_Exercise input_
>> BEGIN

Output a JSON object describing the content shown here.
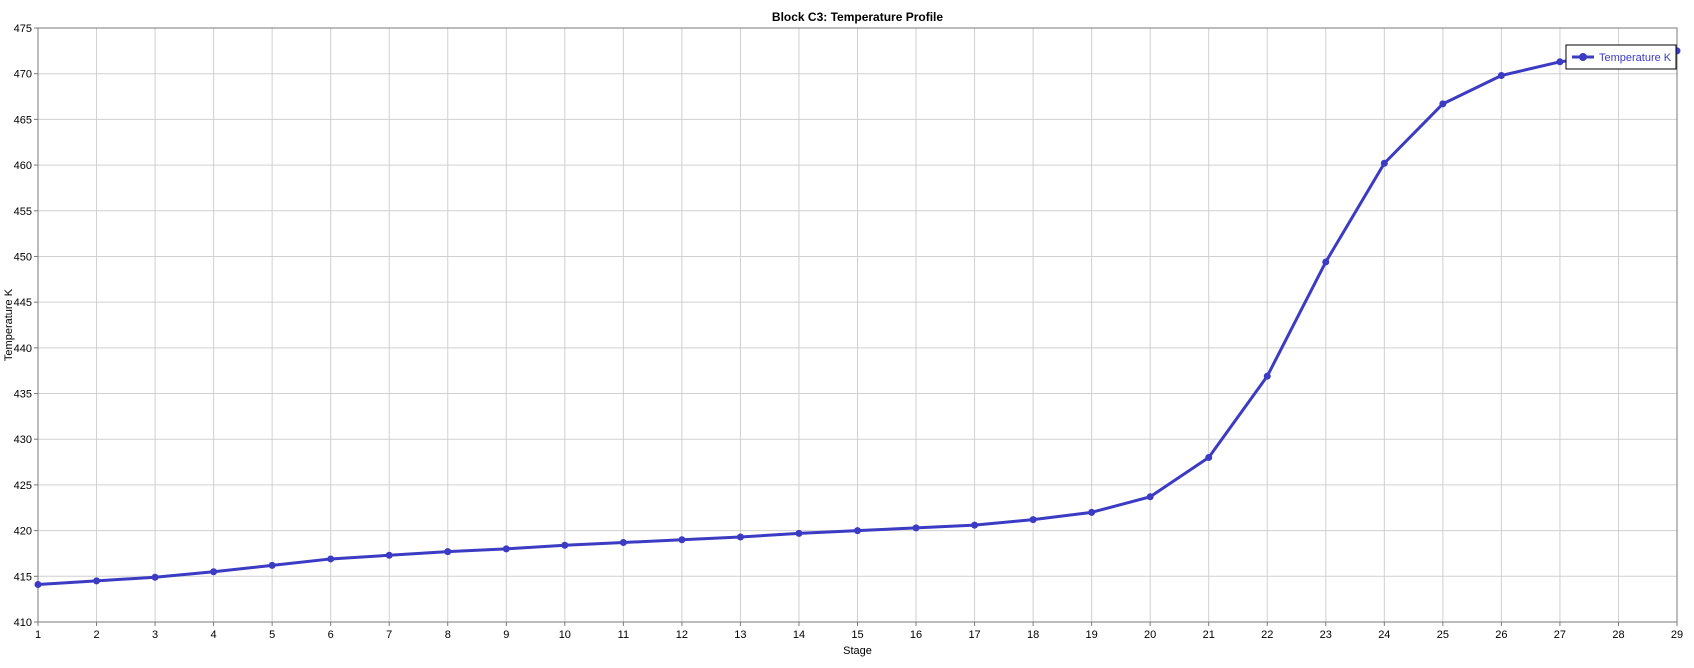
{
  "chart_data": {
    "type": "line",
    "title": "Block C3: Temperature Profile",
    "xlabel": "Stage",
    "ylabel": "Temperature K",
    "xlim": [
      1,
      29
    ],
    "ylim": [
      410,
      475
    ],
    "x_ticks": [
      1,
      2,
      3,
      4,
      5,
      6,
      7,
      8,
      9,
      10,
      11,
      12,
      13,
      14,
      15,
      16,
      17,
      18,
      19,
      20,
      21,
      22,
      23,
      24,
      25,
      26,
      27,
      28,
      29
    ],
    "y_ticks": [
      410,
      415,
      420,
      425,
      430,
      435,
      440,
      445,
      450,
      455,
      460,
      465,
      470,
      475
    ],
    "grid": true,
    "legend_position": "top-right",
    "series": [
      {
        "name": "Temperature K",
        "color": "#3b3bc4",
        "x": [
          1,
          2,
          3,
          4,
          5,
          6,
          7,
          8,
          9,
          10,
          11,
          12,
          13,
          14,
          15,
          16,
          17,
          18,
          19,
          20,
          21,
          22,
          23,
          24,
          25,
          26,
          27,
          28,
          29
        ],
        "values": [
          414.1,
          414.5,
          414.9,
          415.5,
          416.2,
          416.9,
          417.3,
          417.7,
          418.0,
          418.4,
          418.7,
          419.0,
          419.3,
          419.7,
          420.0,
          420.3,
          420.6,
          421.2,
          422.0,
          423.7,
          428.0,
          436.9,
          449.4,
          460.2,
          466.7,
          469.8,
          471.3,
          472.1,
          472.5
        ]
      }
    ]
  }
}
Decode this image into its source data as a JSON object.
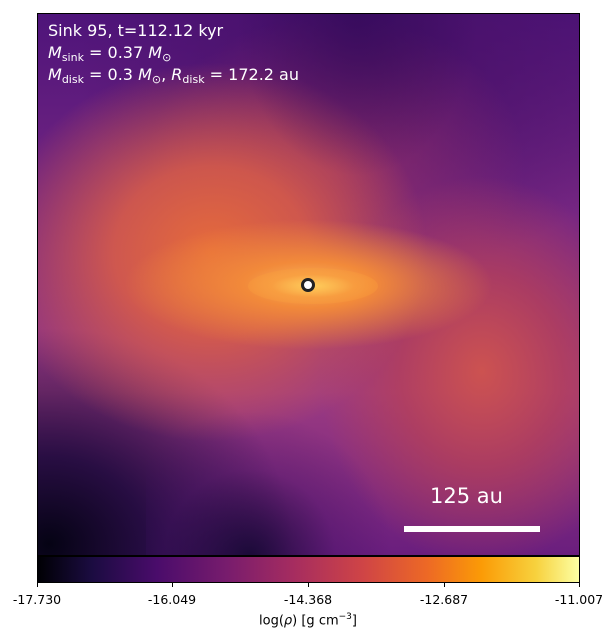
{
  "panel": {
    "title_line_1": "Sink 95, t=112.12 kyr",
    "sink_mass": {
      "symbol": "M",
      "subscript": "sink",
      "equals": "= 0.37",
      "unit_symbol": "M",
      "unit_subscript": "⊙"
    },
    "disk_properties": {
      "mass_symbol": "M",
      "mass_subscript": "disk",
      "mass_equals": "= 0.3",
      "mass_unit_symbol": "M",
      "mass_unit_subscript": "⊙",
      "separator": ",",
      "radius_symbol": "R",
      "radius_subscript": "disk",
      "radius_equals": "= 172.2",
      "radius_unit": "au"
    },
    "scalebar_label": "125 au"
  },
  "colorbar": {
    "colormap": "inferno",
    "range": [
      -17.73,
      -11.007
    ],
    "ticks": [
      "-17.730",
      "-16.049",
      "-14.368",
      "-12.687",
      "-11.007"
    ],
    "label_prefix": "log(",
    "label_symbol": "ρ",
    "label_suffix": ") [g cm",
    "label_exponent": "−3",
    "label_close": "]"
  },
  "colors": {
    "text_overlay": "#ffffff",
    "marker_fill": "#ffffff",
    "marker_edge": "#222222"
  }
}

>> END
>> BEGIN

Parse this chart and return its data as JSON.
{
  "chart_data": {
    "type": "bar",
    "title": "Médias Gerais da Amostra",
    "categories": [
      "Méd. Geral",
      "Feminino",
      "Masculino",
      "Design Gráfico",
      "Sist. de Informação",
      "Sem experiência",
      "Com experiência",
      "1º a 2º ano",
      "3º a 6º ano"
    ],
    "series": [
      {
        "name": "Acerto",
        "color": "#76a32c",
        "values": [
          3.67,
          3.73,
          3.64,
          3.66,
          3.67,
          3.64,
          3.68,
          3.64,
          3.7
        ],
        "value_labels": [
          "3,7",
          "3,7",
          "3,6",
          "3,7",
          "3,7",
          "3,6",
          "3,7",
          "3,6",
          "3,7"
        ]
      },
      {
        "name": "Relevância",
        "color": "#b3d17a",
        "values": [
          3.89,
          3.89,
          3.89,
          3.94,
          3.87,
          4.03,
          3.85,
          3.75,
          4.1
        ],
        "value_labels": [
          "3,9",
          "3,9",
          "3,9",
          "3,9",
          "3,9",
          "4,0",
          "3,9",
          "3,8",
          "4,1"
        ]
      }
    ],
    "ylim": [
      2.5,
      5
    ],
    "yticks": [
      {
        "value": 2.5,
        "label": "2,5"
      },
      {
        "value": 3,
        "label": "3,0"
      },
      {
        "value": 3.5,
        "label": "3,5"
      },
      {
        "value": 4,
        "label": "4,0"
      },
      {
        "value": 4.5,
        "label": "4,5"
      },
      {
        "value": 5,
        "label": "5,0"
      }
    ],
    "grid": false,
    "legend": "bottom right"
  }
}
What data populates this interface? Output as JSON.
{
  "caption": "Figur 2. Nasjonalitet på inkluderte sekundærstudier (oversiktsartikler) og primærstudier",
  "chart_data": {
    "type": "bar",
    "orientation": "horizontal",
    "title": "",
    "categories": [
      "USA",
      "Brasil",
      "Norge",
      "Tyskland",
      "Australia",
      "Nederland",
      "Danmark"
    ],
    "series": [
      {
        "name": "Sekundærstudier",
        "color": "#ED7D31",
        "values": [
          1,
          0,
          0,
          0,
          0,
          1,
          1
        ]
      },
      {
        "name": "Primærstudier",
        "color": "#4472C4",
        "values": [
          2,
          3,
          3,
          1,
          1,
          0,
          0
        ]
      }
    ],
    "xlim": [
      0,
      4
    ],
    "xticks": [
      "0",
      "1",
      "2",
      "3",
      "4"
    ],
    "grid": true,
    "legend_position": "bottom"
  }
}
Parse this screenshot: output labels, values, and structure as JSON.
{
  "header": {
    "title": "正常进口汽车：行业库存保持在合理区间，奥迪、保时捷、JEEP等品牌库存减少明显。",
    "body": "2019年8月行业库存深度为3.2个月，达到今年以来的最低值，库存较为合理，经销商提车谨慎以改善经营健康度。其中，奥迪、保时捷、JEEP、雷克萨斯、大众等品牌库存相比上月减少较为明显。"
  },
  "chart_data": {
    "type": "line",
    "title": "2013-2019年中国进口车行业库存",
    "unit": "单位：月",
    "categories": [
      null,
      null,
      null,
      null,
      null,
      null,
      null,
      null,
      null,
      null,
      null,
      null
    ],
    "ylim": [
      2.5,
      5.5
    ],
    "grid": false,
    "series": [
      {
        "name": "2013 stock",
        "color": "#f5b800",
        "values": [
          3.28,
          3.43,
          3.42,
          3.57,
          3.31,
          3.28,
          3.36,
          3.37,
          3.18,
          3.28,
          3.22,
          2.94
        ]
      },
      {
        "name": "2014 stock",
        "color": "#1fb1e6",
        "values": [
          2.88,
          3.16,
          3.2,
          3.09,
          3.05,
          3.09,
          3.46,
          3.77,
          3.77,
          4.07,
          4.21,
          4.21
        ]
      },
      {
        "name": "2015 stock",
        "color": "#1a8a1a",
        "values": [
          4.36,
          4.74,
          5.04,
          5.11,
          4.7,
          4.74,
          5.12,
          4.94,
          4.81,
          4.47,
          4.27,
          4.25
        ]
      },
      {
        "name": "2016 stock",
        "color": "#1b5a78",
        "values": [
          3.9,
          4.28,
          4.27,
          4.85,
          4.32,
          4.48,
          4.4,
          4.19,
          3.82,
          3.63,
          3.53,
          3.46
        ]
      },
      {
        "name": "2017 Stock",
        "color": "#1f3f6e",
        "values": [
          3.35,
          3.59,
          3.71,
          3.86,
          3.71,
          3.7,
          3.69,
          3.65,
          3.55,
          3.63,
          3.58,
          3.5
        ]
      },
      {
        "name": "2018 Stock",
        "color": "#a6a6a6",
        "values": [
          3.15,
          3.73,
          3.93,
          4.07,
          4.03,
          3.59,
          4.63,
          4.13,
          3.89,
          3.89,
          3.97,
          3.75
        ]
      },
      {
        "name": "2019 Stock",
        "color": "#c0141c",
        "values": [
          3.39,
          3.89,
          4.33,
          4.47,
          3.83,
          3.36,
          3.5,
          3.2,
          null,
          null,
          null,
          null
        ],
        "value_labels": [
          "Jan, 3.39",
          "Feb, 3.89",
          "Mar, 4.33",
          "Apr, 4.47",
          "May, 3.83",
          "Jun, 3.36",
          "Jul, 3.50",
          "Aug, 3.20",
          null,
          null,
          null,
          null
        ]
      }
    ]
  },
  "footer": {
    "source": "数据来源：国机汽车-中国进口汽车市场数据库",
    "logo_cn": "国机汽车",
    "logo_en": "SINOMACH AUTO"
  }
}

>> END

_Your goal_
Out of the material above, gather each line where "JSON" appears.

_Answer to this problem_
Output a JSON object describing the content shown here.
Decode this image into its source data as a JSON object.
Parse this chart and return its data as JSON.
What data populates this interface? Output as JSON.
Parse this screenshot: output labels, values, and structure as JSON.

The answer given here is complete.